EXERCISE OBJECTIVE: Report, word for word, every line of the material that contains "style".

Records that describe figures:
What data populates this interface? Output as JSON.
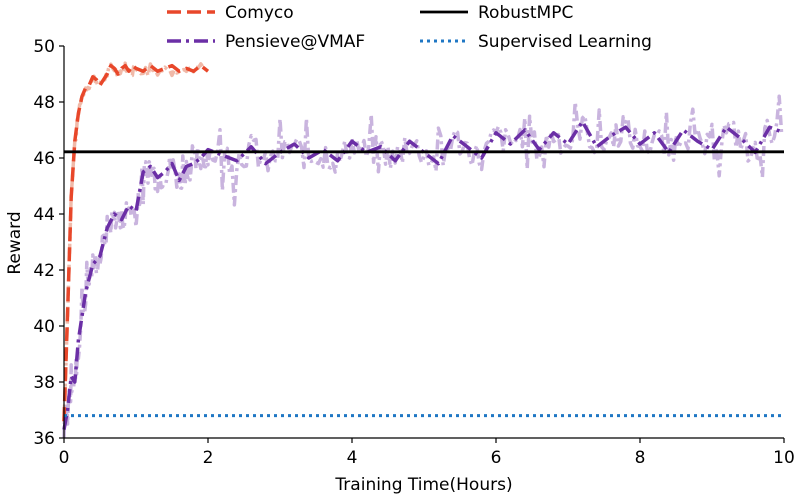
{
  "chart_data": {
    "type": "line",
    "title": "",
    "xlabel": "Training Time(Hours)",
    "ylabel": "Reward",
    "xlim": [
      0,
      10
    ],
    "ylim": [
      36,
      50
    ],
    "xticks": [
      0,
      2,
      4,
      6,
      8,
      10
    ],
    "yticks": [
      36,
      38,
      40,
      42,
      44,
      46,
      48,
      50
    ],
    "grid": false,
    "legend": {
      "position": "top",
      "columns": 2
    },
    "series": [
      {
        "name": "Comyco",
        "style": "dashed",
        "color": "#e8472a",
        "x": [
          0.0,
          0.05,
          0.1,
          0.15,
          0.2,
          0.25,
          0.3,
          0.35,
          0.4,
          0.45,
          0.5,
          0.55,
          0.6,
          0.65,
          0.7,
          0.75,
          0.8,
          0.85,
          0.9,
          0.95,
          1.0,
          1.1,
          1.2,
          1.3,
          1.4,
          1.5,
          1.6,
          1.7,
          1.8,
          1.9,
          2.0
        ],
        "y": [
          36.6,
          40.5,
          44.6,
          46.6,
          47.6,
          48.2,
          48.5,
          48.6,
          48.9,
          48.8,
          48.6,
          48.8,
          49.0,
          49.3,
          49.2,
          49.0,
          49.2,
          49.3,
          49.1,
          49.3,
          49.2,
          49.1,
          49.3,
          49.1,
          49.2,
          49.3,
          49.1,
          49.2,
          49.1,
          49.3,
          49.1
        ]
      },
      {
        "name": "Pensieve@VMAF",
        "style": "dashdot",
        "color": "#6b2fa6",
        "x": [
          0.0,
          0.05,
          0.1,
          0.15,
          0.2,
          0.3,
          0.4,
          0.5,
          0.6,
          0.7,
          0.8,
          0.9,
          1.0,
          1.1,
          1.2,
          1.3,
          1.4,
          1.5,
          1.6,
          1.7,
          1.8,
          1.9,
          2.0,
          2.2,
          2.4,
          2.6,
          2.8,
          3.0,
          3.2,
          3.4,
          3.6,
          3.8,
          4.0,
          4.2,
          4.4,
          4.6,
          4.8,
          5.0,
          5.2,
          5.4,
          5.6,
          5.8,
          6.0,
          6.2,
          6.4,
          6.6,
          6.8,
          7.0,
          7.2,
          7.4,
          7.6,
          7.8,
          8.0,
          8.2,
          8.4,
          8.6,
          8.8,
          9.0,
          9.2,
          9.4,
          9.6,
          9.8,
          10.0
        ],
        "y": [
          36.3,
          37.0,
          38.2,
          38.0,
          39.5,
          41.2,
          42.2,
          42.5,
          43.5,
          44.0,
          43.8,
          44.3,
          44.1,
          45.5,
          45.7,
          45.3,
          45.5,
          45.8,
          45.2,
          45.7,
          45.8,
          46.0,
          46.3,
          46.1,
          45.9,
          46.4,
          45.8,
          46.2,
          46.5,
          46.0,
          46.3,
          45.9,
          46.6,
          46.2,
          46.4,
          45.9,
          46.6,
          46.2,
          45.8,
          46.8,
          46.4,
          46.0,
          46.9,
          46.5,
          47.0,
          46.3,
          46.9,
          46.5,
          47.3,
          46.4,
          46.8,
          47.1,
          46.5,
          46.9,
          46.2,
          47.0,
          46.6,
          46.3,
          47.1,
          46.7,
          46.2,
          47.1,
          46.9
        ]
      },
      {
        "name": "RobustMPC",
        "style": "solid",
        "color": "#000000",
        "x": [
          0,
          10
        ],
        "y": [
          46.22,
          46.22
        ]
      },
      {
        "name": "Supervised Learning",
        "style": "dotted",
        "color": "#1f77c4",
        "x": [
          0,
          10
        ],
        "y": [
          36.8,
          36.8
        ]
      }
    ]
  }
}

...

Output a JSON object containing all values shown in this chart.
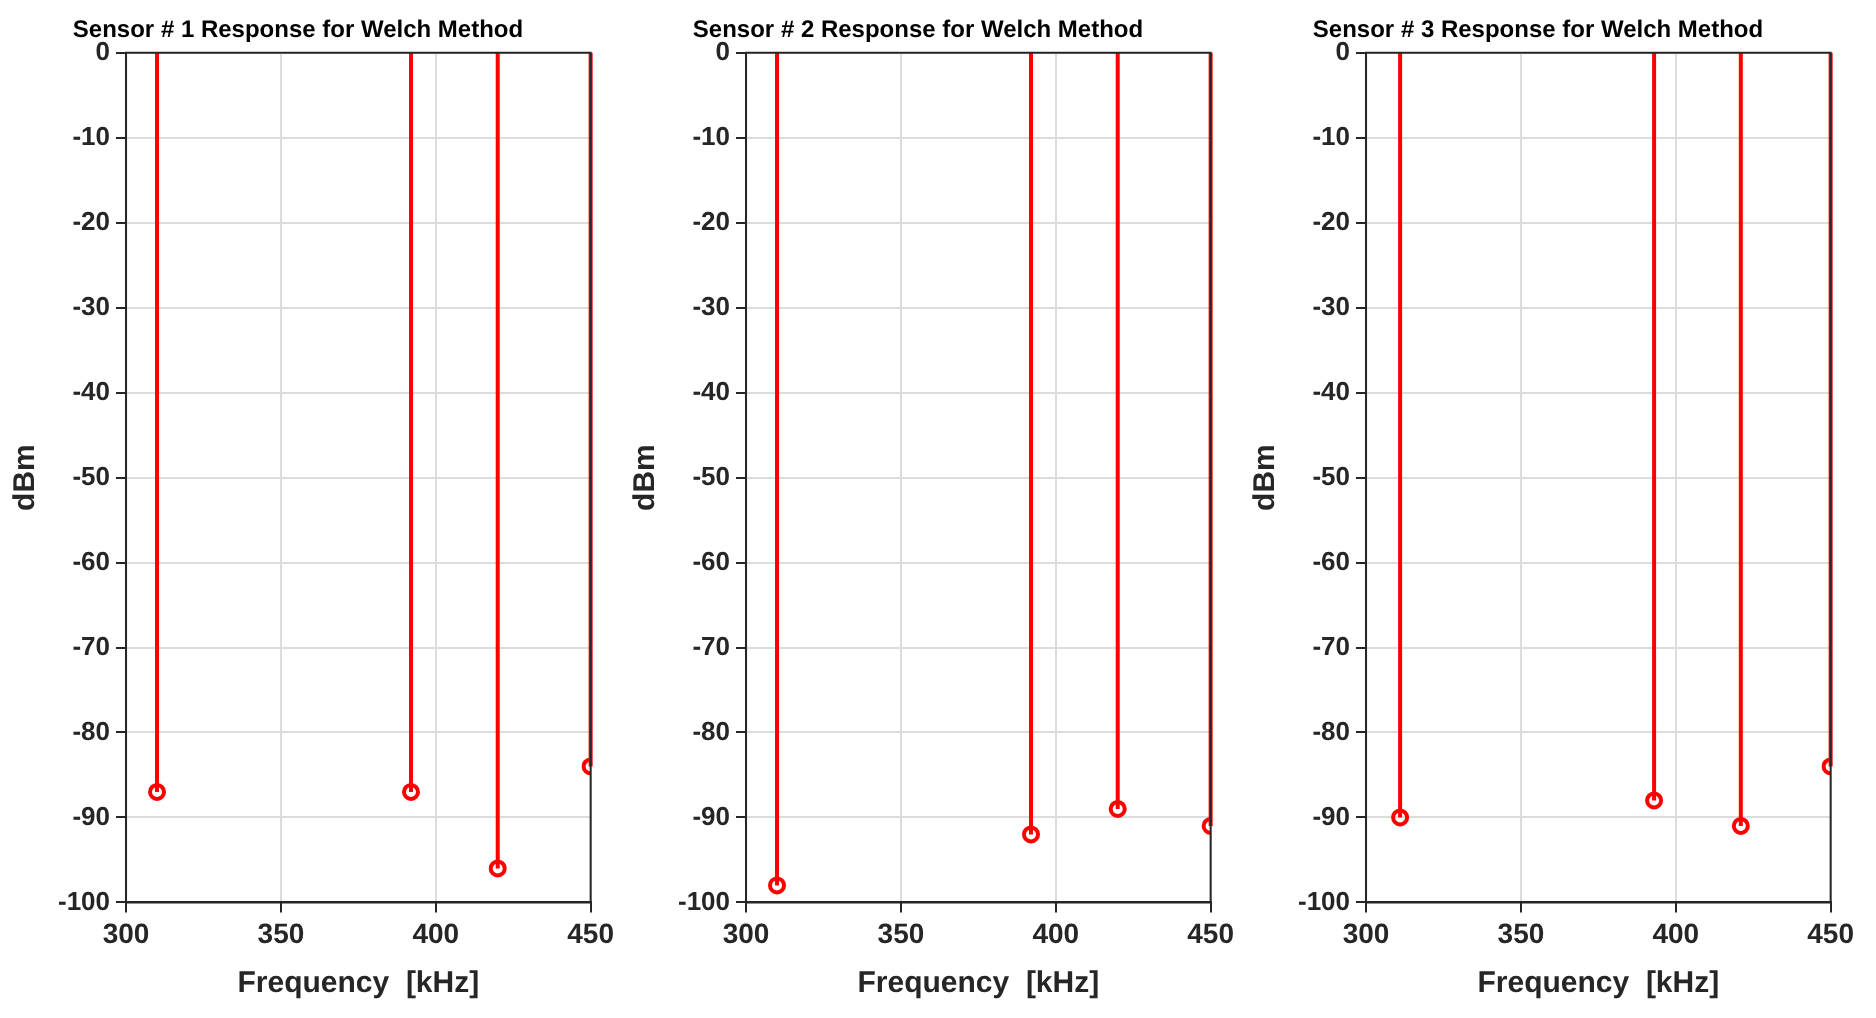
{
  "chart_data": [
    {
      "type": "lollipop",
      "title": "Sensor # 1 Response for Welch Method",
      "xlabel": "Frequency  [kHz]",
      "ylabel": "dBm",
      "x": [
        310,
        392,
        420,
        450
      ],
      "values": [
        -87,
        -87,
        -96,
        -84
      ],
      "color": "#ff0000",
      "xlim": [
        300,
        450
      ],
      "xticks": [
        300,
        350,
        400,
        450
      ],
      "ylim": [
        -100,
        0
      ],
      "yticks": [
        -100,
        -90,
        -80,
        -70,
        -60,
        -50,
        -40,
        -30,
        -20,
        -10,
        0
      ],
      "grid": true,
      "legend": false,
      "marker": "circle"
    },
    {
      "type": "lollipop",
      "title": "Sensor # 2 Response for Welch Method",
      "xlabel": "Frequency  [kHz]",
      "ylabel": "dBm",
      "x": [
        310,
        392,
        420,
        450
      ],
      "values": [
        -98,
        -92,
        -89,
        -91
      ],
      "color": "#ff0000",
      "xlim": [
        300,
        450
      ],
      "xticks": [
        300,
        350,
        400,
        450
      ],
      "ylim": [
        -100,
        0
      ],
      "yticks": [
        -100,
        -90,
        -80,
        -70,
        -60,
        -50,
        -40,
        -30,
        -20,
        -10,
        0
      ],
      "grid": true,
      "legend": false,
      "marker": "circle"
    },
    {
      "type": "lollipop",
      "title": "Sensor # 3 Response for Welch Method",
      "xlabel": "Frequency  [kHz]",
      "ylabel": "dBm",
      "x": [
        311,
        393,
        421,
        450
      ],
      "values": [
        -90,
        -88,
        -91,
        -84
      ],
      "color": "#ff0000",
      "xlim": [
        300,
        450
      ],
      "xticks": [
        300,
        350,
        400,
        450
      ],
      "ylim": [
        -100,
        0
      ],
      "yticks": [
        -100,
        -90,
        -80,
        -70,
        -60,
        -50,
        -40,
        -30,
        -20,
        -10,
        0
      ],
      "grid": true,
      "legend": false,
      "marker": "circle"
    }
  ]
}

CORRECT RESPONSE:
        "style": "dashed",
        "style": "dashdot",
        "style": "solid",
        "style": "dotted",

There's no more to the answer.